- [Aufgabenstellung]:
Bearbeite die Einträge, beginnend mit der Zeile mit „heading: periodontal visits: Attend“ und weiter bis einschließlich der Zeile mit „icon: mouthwash bottle xyxy=(108,648,337,829)“: Schreibe sie erneut und ersetze dabei „calendar“ durch „clock“, ohne sonst etwas zu verändern.

+---+

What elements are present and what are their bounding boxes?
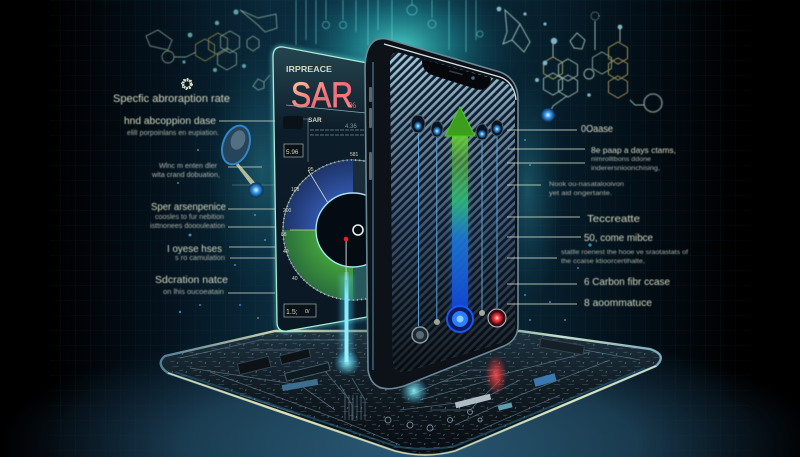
block: doses: s ro camulation: [175, 255, 225, 262]
arrow head: [445, 107, 475, 136]
callout lines right: [507, 130, 585, 304]
block: state: [561, 249, 688, 265]
block: doses: [167, 243, 225, 262]
block: experience: Sper arsenpenice: [151, 201, 226, 213]
label: carbon fibre case: 6 Carbon fibr ccase: [584, 276, 670, 288]
block: days: 8e paap a days ctams,: [591, 145, 676, 155]
block: absorption dose: hnd abcoppion dase: [124, 115, 216, 127]
pin lines: [418, 130, 497, 326]
block: experience: [150, 201, 226, 230]
molecule: top right: [497, 7, 662, 114]
label: technique: Teccreatte: [587, 213, 640, 225]
arrow shaft: [450, 135, 470, 320]
block: experience: isttnonees dooouleation: [150, 223, 225, 230]
gauge dial: 40: [292, 276, 298, 282]
label: performance: 8 aoommatuce: [584, 297, 652, 309]
value box bottom: 0/: [305, 309, 310, 315]
value box bottom: [284, 304, 316, 317]
value box bottom: 1.5;: [286, 309, 298, 316]
small pale bulb 2: [479, 310, 485, 316]
SAR sublabel: SAR: [308, 117, 322, 124]
sparkle particles: [177, 139, 592, 321]
block: state: statlle roenest the hooe ve sraotastats of: [561, 249, 688, 256]
block: days: inderersnioonchising,: [591, 165, 660, 172]
left text column: [113, 93, 230, 296]
blue thermometer bulb: [447, 306, 473, 332]
blue sparkle: [400, 380, 428, 404]
SAR value: 4.36: [345, 124, 357, 130]
right text column: [549, 124, 688, 309]
block: note: [151, 163, 220, 179]
block: note: Nook ou-nasatalooivon: [549, 181, 624, 188]
gauge dial: 200: [283, 208, 292, 214]
gauge dial: 108: [291, 187, 300, 193]
blue molecule ball: [541, 108, 555, 122]
gauge dial: [281, 152, 366, 301]
magnifier icon with ball: [217, 122, 264, 198]
header label: IRPREACE: [286, 65, 333, 74]
block: absorption dose: elilI porpoinlans en eupiation.: [127, 130, 219, 137]
block: duration: on lhis oucoeatain: [163, 289, 224, 296]
molecule: top left: [146, 9, 277, 90]
percent sign: %: [349, 101, 356, 110]
block: experience: coosles to fur nebition: [155, 214, 224, 221]
label: fifty: 50, come mibce: [584, 232, 653, 244]
block: doses: I oyese hses: [167, 243, 222, 255]
block: days: [591, 145, 676, 172]
phone body: [365, 39, 520, 389]
pin caps: [411, 115, 503, 140]
energy beam: [334, 237, 360, 376]
SAR title: SAR: [291, 76, 353, 115]
gauge dial: 88: [281, 232, 287, 238]
vertical light streaks and rings: [296, 0, 483, 52]
dark sensor chip: [283, 116, 303, 129]
carbon fibre back: [390, 52, 515, 372]
gauge dial: 40: [283, 249, 289, 255]
grey bulb: [412, 327, 428, 343]
block: days: nimrolltbons ddone: [591, 156, 651, 163]
red reflection: [485, 355, 507, 395]
block: duration: Sdcration natce: [155, 274, 228, 286]
side buttons: [369, 87, 372, 180]
block: note: [549, 181, 624, 197]
SAR display panel: [268, 42, 367, 336]
block: note: yet aid ongertante.: [549, 190, 612, 197]
circuit board platform: [150, 325, 670, 457]
block: note: Wlnc m enten dler: [159, 163, 218, 170]
value box top: 5.96: [286, 149, 299, 156]
label: decrease: 0Oaase: [581, 124, 613, 135]
circuit traces: [180, 340, 640, 445]
icon: gear: [182, 79, 192, 89]
notch: [422, 59, 491, 90]
small pale bulb: [434, 319, 440, 325]
block: duration: [155, 274, 228, 296]
gauge dial: 95: [308, 167, 314, 173]
chips: [237, 356, 271, 375]
block: note: wita crand dobuation,: [151, 172, 220, 179]
red thermometer bulb: [488, 309, 506, 327]
value box top: [284, 144, 303, 157]
block: absorption dose: [124, 115, 219, 137]
heading: specific absorption rate: Specfic abroraption rate: [113, 93, 230, 105]
callout lines left: [219, 121, 275, 293]
gauge dial: 581: [350, 152, 359, 158]
block: state: the ccaise ktioorcertihalte,: [561, 258, 645, 265]
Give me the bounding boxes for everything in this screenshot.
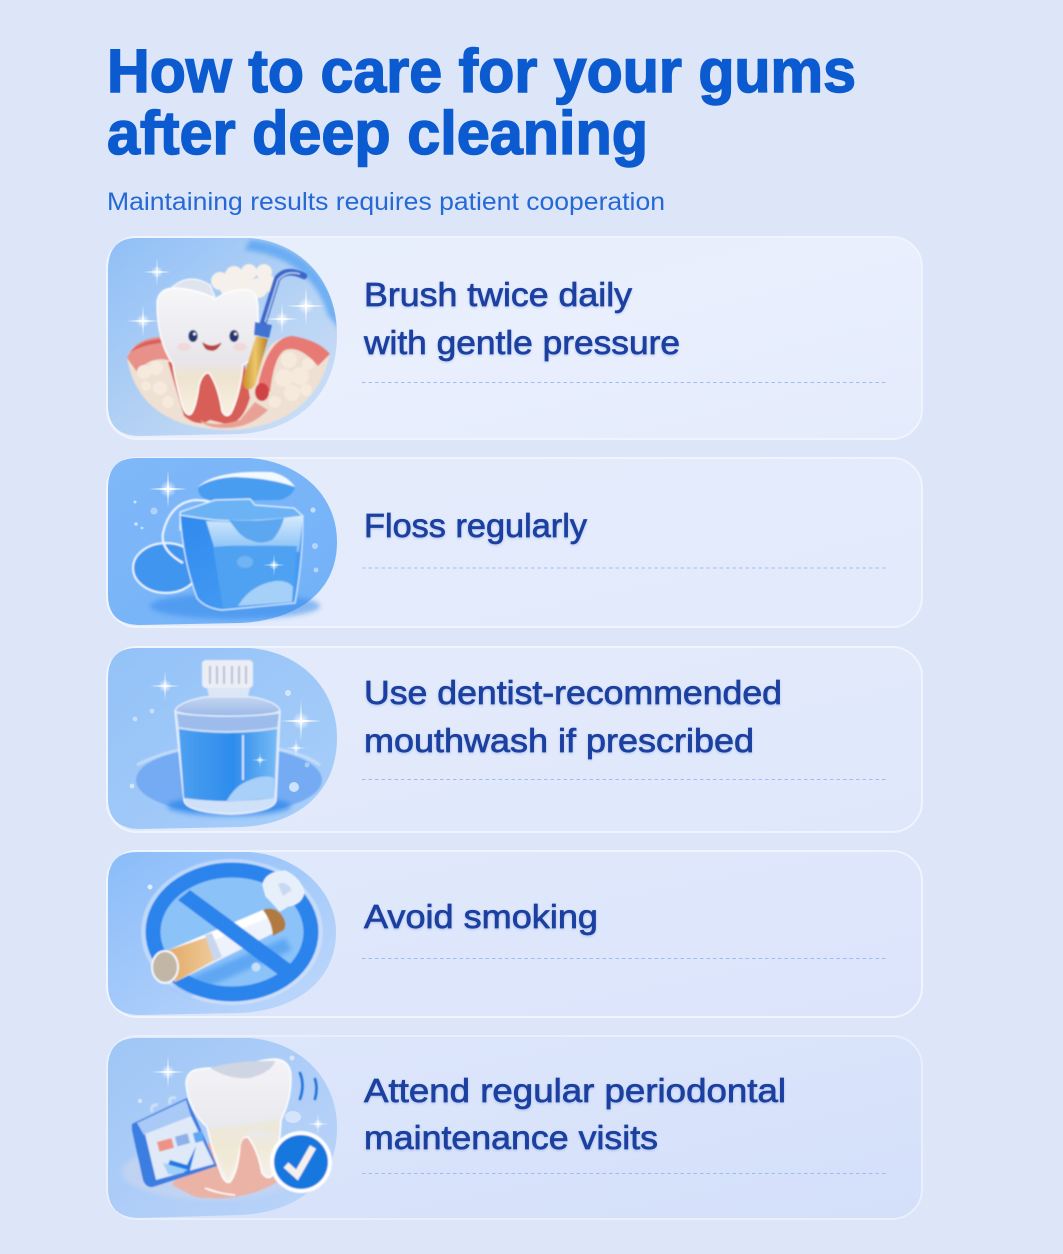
heading: periodontal visits: Attend regular periodontal xyxy=(364,1072,786,1109)
heading: brush twice daily: Brush twice daily xyxy=(364,276,633,313)
icon: tooth with calendar and check xyxy=(108,1038,337,1218)
heading: mouthwash xyxy=(364,674,782,759)
icon: mouthwash bottle xyxy=(108,648,337,829)
heading: mouthwash: Use dentist-recommended xyxy=(364,674,782,711)
sparkles xyxy=(134,470,318,576)
icon: floss box xyxy=(108,458,337,625)
icon: tooth with scaler xyxy=(108,238,340,436)
title: after deep cleaning xyxy=(107,99,648,167)
heading: floss regularly: Floss regularly xyxy=(364,507,588,544)
heading: brush twice daily xyxy=(363,276,680,361)
sparkles xyxy=(130,671,321,792)
heading: avoid smoking: Avoid smoking xyxy=(364,898,598,935)
sparkles xyxy=(138,1056,329,1135)
panel: floss regularly xyxy=(107,458,922,627)
panel: avoid smoking xyxy=(107,851,922,1017)
title: How to care for your gums xyxy=(107,37,856,105)
title xyxy=(107,37,856,167)
heading: periodontal visits: maintenance visits xyxy=(364,1119,658,1156)
heading: periodontal visits xyxy=(364,1072,786,1156)
heading: brush twice daily: with gentle pressure xyxy=(363,324,680,361)
icon: no smoking xyxy=(108,852,336,1015)
heading: mouthwash: mouthwash if prescribed xyxy=(364,722,754,759)
panel: mouthwash xyxy=(107,647,922,832)
sparkles xyxy=(127,258,325,337)
subtitle: Maintaining results requires patient cooperation xyxy=(107,188,665,216)
panel: brush twice daily xyxy=(107,237,922,439)
panel: periodontal visits xyxy=(107,1036,922,1219)
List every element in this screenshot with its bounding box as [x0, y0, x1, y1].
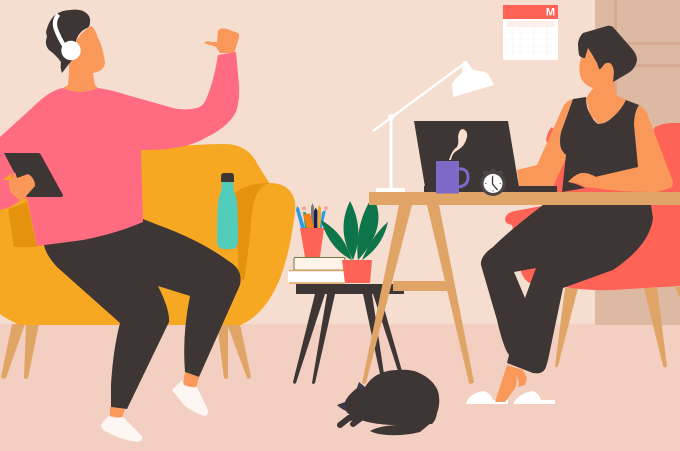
pencil cup — [296, 203, 328, 257]
woman — [466, 26, 673, 404]
water bottle — [217, 173, 238, 249]
side table — [293, 284, 404, 384]
chair legs — [555, 287, 680, 368]
calendar: M — [546, 6, 555, 18]
man's sweater — [0, 52, 239, 246]
sofa body — [0, 144, 290, 325]
woman's hair — [578, 26, 637, 82]
stylus — [3, 173, 12, 180]
laptop — [414, 121, 557, 192]
chair seat and back — [505, 123, 680, 290]
man's left hand — [9, 172, 35, 200]
woman's hand — [568, 173, 596, 188]
floor — [0, 324, 680, 451]
woman's feet — [495, 365, 527, 402]
calendar — [503, 5, 558, 60]
coffee mug — [436, 161, 468, 194]
desk lamp — [373, 61, 494, 192]
man's hair — [46, 10, 90, 73]
woman's front arm — [582, 105, 673, 192]
sofa dark inner panels — [8, 202, 37, 247]
wall background — [0, 0, 680, 324]
man's raised hand — [204, 28, 239, 53]
sofa right arm — [238, 183, 295, 325]
woman's trousers — [481, 205, 653, 373]
man's neck and face — [63, 26, 105, 92]
alarm clock — [480, 168, 506, 196]
cat's ears — [358, 383, 364, 390]
armchair: sofa — [0, 144, 295, 379]
man's trousers — [44, 219, 241, 409]
woman's sleeveless top — [560, 97, 639, 192]
steam — [449, 129, 467, 160]
sofa legs — [1, 324, 251, 379]
slippers — [466, 391, 555, 404]
man's ankles — [110, 407, 125, 418]
books — [288, 258, 345, 284]
tablet — [4, 153, 63, 197]
cat's paws — [340, 417, 361, 425]
headphones — [55, 14, 81, 60]
man's shoes — [101, 380, 208, 442]
potted plant — [321, 196, 388, 283]
cat's eyes — [355, 401, 368, 411]
door — [595, 0, 680, 325]
woman's back arm — [517, 99, 573, 187]
cat's tail — [370, 422, 432, 435]
office chair — [505, 123, 680, 367]
cat — [337, 370, 439, 435]
woman's neck and face — [579, 40, 627, 125]
desk top — [369, 192, 680, 205]
cat's body — [337, 370, 439, 425]
desk legs and crossbar — [362, 205, 474, 384]
man — [0, 10, 241, 442]
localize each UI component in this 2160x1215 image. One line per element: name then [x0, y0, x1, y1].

+---+

- [Lösung]:
heading: periodontal visits: Attend regular periodontal xyxy=(364,1072,786,1109)
heading: brush twice daily: Brush twice daily xyxy=(364,276,633,313)
icon: tooth with clock and check xyxy=(108,1038,337,1218)
heading: mouthwash xyxy=(364,674,782,759)
icon: mouthwash bottle xyxy=(108,648,337,829)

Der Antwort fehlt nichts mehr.